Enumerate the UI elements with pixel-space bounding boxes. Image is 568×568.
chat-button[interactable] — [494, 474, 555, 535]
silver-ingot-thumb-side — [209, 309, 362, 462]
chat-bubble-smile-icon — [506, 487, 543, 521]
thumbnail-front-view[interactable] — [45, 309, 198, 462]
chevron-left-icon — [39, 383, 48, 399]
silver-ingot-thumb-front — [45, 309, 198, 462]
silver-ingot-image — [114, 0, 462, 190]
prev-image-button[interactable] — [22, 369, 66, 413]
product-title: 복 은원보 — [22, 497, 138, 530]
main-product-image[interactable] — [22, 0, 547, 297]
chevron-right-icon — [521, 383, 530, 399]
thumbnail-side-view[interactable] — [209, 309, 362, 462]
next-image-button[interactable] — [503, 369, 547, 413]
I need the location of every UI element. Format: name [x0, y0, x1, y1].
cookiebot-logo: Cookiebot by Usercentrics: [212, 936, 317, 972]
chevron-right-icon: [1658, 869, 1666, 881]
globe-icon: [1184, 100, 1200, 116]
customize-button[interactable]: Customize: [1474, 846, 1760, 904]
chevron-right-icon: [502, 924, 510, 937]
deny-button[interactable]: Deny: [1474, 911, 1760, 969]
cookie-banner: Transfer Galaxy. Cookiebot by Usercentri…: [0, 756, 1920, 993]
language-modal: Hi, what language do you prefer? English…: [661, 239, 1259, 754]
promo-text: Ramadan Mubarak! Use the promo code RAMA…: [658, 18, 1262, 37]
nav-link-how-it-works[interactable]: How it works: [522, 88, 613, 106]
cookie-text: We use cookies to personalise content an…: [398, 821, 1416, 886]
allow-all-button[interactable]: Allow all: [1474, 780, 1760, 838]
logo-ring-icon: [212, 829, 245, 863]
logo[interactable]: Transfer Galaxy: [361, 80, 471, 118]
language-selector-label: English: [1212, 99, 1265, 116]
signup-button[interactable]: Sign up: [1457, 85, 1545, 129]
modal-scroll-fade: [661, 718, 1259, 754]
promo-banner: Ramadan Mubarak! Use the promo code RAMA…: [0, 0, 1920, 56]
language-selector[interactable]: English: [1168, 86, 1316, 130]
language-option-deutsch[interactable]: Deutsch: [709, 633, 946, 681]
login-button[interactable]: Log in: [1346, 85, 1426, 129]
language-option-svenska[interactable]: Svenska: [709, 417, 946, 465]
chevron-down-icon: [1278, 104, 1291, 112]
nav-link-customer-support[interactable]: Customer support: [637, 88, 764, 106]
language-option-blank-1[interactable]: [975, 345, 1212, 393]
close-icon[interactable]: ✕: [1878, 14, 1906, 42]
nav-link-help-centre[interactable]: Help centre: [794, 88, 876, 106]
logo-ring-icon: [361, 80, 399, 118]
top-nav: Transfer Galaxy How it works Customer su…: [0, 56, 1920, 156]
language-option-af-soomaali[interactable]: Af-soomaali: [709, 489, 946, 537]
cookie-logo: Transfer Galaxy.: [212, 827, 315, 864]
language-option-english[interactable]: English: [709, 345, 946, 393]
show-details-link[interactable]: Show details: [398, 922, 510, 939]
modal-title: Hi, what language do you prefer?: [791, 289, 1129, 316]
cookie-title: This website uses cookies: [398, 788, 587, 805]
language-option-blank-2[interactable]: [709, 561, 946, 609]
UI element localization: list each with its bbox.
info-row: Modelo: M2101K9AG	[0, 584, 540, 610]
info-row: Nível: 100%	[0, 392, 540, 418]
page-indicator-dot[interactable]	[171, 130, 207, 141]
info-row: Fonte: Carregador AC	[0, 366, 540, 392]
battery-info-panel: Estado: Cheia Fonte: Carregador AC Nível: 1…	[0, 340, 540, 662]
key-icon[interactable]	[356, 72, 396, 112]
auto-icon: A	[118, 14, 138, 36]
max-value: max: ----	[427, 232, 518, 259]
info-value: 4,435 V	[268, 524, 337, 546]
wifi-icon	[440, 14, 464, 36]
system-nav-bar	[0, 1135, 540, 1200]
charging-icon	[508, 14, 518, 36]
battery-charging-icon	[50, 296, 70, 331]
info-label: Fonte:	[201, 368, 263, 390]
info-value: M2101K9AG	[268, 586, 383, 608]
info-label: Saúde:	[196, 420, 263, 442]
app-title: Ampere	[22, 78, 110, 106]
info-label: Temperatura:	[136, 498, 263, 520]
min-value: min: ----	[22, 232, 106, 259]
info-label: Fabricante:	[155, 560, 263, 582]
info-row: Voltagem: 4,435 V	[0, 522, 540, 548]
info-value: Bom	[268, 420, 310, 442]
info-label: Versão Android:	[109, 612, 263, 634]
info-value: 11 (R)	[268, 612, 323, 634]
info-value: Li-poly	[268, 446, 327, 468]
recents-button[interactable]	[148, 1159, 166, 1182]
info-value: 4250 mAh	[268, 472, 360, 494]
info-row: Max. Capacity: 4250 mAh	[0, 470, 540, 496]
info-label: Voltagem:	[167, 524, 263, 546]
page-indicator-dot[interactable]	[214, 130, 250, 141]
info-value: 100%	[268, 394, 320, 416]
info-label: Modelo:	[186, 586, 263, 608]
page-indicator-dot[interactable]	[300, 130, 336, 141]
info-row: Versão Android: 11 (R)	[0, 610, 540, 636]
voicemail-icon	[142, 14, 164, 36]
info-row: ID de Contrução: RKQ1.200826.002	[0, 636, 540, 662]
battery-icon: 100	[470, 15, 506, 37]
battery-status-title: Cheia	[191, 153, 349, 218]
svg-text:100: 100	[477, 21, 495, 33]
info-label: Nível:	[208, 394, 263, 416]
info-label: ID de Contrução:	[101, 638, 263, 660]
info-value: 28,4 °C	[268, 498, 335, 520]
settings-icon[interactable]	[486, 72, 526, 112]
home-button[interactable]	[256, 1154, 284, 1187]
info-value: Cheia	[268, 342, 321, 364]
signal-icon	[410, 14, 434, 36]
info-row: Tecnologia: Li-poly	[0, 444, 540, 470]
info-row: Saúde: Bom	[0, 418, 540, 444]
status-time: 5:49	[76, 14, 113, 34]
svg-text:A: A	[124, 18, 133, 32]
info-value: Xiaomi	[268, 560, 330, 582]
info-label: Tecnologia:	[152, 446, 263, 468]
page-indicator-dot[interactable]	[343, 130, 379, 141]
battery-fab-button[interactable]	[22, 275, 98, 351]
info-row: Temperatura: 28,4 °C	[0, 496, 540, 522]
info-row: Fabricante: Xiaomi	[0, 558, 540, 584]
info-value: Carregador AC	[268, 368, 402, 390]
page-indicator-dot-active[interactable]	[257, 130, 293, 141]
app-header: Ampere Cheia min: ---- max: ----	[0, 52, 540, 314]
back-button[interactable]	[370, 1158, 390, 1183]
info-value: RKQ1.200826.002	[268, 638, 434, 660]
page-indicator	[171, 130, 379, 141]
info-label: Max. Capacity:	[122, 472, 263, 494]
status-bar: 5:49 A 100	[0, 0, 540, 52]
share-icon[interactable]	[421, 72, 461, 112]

◇ ◇ ◇

● **AIM**:
Rewrite all the entries above, replacing each occurrence of "chevron-right-icon" with "arrow-right-icon" and leaving everything else the same.

● **RESULT OF THIS TASK**:
Enumerate the UI elements with pixel-space bounding boxes. Image is 568×568.
chat-button[interactable] — [494, 474, 555, 535]
silver-ingot-thumb-side — [209, 309, 362, 462]
chat-bubble-smile-icon — [506, 487, 543, 521]
thumbnail-front-view[interactable] — [45, 309, 198, 462]
chevron-left-icon — [39, 383, 48, 399]
silver-ingot-thumb-front — [45, 309, 198, 462]
silver-ingot-image — [114, 0, 462, 190]
prev-image-button[interactable] — [22, 369, 66, 413]
product-title: 복 은원보 — [22, 497, 138, 530]
main-product-image[interactable] — [22, 0, 547, 297]
arrow-right-icon — [521, 383, 530, 399]
thumbnail-side-view[interactable] — [209, 309, 362, 462]
next-image-button[interactable] — [503, 369, 547, 413]
I need the location of every UI element. Format: name [x0, y0, x1, y1].
cookiebot-logo: Cookiebot by Usercentrics: [212, 936, 317, 972]
arrow-right-icon: [1658, 869, 1666, 881]
globe-icon: [1184, 100, 1200, 116]
customize-button[interactable]: Customize: [1474, 846, 1760, 904]
arrow-right-icon: [502, 924, 510, 937]
deny-button[interactable]: Deny: [1474, 911, 1760, 969]
cookie-banner: Transfer Galaxy. Cookiebot by Usercentri…: [0, 756, 1920, 993]
language-modal: Hi, what language do you prefer? English…: [661, 239, 1259, 754]
promo-text: Ramadan Mubarak! Use the promo code RAMA…: [658, 18, 1262, 37]
nav-link-how-it-works[interactable]: How it works: [522, 88, 613, 106]
cookie-text: We use cookies to personalise content an…: [398, 821, 1416, 886]
allow-all-button[interactable]: Allow all: [1474, 780, 1760, 838]
logo-ring-icon: [212, 829, 245, 863]
logo[interactable]: Transfer Galaxy: [361, 80, 471, 118]
language-selector-label: English: [1212, 99, 1265, 116]
signup-button[interactable]: Sign up: [1457, 85, 1545, 129]
modal-scroll-fade: [661, 718, 1259, 754]
promo-banner: Ramadan Mubarak! Use the promo code RAMA…: [0, 0, 1920, 56]
language-selector[interactable]: English: [1168, 86, 1316, 130]
language-option-deutsch[interactable]: Deutsch: [709, 633, 946, 681]
login-button[interactable]: Log in: [1346, 85, 1426, 129]
language-option-svenska[interactable]: Svenska: [709, 417, 946, 465]
chevron-down-icon: [1278, 104, 1291, 112]
nav-link-customer-support[interactable]: Customer support: [637, 88, 764, 106]
language-option-blank-1[interactable]: [975, 345, 1212, 393]
close-icon[interactable]: ✕: [1878, 14, 1906, 42]
nav-link-help-centre[interactable]: Help centre: [794, 88, 876, 106]
logo-ring-icon: [361, 80, 399, 118]
top-nav: Transfer Galaxy How it works Customer su…: [0, 56, 1920, 156]
language-option-af-soomaali[interactable]: Af-soomaali: [709, 489, 946, 537]
cookie-logo: Transfer Galaxy.: [212, 827, 315, 864]
language-option-english[interactable]: English: [709, 345, 946, 393]
show-details-link[interactable]: Show details: [398, 922, 510, 939]
modal-title: Hi, what language do you prefer?: [791, 289, 1129, 316]
cookie-title: This website uses cookies: [398, 788, 587, 805]
language-option-blank-2[interactable]: [709, 561, 946, 609]
UI element localization: list each with its bbox.
info-row: Modelo: M2101K9AG	[0, 584, 540, 610]
info-row: Nível: 100%	[0, 392, 540, 418]
page-indicator-dot[interactable]	[171, 130, 207, 141]
info-row: Fonte: Carregador AC	[0, 366, 540, 392]
battery-info-panel: Estado: Cheia Fonte: Carregador AC Nível: 1…	[0, 340, 540, 662]
key-icon[interactable]	[356, 72, 396, 112]
auto-icon: A	[118, 14, 138, 36]
max-value: max: ----	[427, 232, 518, 259]
info-value: 4,435 V	[268, 524, 337, 546]
wifi-icon	[440, 14, 464, 36]
system-nav-bar	[0, 1135, 540, 1200]
charging-icon	[508, 14, 518, 36]
battery-charging-icon	[50, 296, 70, 331]
info-label: Fonte:	[201, 368, 263, 390]
info-value: M2101K9AG	[268, 586, 383, 608]
info-label: Saúde:	[196, 420, 263, 442]
app-title: Ampere	[22, 78, 110, 106]
info-label: Temperatura:	[136, 498, 263, 520]
min-value: min: ----	[22, 232, 106, 259]
info-label: Fabricante:	[155, 560, 263, 582]
info-row: Voltagem: 4,435 V	[0, 522, 540, 548]
info-value: Bom	[268, 420, 310, 442]
info-label: Versão Android:	[109, 612, 263, 634]
info-value: 11 (R)	[268, 612, 323, 634]
info-value: Li-poly	[268, 446, 327, 468]
recents-button[interactable]	[148, 1159, 166, 1182]
info-value: 4250 mAh	[268, 472, 360, 494]
info-row: Max. Capacity: 4250 mAh	[0, 470, 540, 496]
info-label: Voltagem:	[167, 524, 263, 546]
page-indicator-dot[interactable]	[214, 130, 250, 141]
info-value: 100%	[268, 394, 320, 416]
info-label: Modelo:	[186, 586, 263, 608]
page-indicator-dot[interactable]	[300, 130, 336, 141]
info-row: Versão Android: 11 (R)	[0, 610, 540, 636]
voicemail-icon	[142, 14, 164, 36]
info-row: ID de Contrução: RKQ1.200826.002	[0, 636, 540, 662]
battery-icon: 100	[470, 15, 506, 37]
battery-status-title: Cheia	[191, 153, 349, 218]
svg-text:100: 100	[477, 21, 495, 33]
info-label: Nível:	[208, 394, 263, 416]
info-label: ID de Contrução:	[101, 638, 263, 660]
info-value: 28,4 °C	[268, 498, 335, 520]
settings-icon[interactable]	[486, 72, 526, 112]
home-button[interactable]	[256, 1154, 284, 1187]
info-value: Cheia	[268, 342, 321, 364]
signal-icon	[410, 14, 434, 36]
info-row: Tecnologia: Li-poly	[0, 444, 540, 470]
info-row: Saúde: Bom	[0, 418, 540, 444]
status-time: 5:49	[76, 14, 113, 34]
svg-text:A: A	[124, 18, 133, 32]
info-value: Xiaomi	[268, 560, 330, 582]
info-label: Tecnologia:	[152, 446, 263, 468]
page-indicator-dot[interactable]	[343, 130, 379, 141]
battery-fab-button[interactable]	[22, 275, 98, 351]
info-row: Temperatura: 28,4 °C	[0, 496, 540, 522]
info-row: Fabricante: Xiaomi	[0, 558, 540, 584]
info-value: Carregador AC	[268, 368, 402, 390]
page-indicator-dot-active[interactable]	[257, 130, 293, 141]
app-header: Ampere Cheia min: ---- max: ----	[0, 52, 540, 314]
back-button[interactable]	[370, 1158, 390, 1183]
info-value: RKQ1.200826.002	[268, 638, 434, 660]
page-indicator	[171, 130, 379, 141]
info-label: Max. Capacity:	[122, 472, 263, 494]
status-bar: 5:49 A 100	[0, 0, 540, 52]
share-icon[interactable]	[421, 72, 461, 112]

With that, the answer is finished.